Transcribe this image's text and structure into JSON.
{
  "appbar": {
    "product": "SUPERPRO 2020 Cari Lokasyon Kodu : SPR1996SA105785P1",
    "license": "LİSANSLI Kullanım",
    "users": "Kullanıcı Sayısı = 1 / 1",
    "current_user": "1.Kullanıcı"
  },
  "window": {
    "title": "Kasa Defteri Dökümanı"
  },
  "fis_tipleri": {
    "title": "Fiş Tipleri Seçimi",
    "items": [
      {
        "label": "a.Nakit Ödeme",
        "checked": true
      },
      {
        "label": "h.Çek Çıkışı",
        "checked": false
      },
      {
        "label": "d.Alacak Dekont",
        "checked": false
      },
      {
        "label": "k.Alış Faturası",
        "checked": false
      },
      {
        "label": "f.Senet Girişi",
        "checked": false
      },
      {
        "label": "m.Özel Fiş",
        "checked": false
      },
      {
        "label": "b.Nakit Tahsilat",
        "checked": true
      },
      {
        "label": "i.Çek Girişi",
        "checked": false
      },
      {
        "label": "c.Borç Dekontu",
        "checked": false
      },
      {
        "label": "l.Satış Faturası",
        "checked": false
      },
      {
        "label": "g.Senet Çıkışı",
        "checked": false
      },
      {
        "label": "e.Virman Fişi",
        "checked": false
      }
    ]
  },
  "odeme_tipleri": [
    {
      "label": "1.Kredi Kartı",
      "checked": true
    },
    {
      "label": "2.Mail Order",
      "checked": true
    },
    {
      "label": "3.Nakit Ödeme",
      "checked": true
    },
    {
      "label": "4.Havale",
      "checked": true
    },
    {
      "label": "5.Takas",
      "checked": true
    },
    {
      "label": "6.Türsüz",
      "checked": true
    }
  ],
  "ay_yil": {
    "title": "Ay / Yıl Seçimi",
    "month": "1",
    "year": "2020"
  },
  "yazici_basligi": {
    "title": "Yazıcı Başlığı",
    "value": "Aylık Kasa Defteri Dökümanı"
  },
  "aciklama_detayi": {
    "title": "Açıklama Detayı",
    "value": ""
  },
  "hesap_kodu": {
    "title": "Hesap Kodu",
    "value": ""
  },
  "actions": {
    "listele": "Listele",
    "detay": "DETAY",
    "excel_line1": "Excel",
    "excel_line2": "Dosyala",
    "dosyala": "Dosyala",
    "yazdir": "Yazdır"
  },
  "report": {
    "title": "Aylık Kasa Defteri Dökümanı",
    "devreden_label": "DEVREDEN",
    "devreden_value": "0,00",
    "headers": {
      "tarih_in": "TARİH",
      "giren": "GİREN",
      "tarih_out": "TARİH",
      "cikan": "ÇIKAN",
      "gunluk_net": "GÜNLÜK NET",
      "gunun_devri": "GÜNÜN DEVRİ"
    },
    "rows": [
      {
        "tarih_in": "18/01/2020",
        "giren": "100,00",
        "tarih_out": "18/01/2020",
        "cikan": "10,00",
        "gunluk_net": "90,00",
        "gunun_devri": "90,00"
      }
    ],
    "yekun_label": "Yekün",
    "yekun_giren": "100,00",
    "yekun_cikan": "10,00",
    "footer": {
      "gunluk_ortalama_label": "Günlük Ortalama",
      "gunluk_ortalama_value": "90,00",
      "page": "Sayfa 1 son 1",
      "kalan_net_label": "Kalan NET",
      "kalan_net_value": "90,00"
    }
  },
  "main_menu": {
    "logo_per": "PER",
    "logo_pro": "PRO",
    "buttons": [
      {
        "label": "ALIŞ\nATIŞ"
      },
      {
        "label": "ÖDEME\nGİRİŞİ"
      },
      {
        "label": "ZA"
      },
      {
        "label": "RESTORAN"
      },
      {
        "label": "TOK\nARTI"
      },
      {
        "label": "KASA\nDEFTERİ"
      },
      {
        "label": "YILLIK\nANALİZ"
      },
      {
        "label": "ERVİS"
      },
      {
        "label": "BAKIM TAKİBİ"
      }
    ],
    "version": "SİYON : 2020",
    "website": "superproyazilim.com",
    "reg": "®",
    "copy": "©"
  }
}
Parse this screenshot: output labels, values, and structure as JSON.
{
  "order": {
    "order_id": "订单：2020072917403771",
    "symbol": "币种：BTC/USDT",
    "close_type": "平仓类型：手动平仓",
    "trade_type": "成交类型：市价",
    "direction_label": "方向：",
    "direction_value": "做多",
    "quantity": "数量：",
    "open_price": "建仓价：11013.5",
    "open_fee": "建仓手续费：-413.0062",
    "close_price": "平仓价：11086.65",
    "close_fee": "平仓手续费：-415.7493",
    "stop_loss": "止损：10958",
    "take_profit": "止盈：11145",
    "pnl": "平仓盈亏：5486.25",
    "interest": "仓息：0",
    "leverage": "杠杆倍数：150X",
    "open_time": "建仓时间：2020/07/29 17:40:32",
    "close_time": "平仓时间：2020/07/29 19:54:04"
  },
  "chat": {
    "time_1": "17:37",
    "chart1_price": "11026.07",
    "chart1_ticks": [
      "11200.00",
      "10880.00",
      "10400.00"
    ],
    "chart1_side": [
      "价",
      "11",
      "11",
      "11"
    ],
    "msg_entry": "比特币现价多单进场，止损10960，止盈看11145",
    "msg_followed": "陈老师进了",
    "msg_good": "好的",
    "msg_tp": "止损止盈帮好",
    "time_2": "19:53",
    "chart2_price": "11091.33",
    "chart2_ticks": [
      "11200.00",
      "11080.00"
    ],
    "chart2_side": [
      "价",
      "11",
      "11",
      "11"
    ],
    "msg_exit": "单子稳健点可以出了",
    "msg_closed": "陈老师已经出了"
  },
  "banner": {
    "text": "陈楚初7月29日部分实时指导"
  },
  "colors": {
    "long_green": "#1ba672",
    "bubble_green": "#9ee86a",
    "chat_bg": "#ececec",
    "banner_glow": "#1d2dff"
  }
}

- _OBJECTIVE_
Look for "text" and pull out every line that has it.

- _WRITTEN RESPONSE_
Transcribe this image's text and structure into JSON.
    "text": "陈楚初7月29日部分实时指导"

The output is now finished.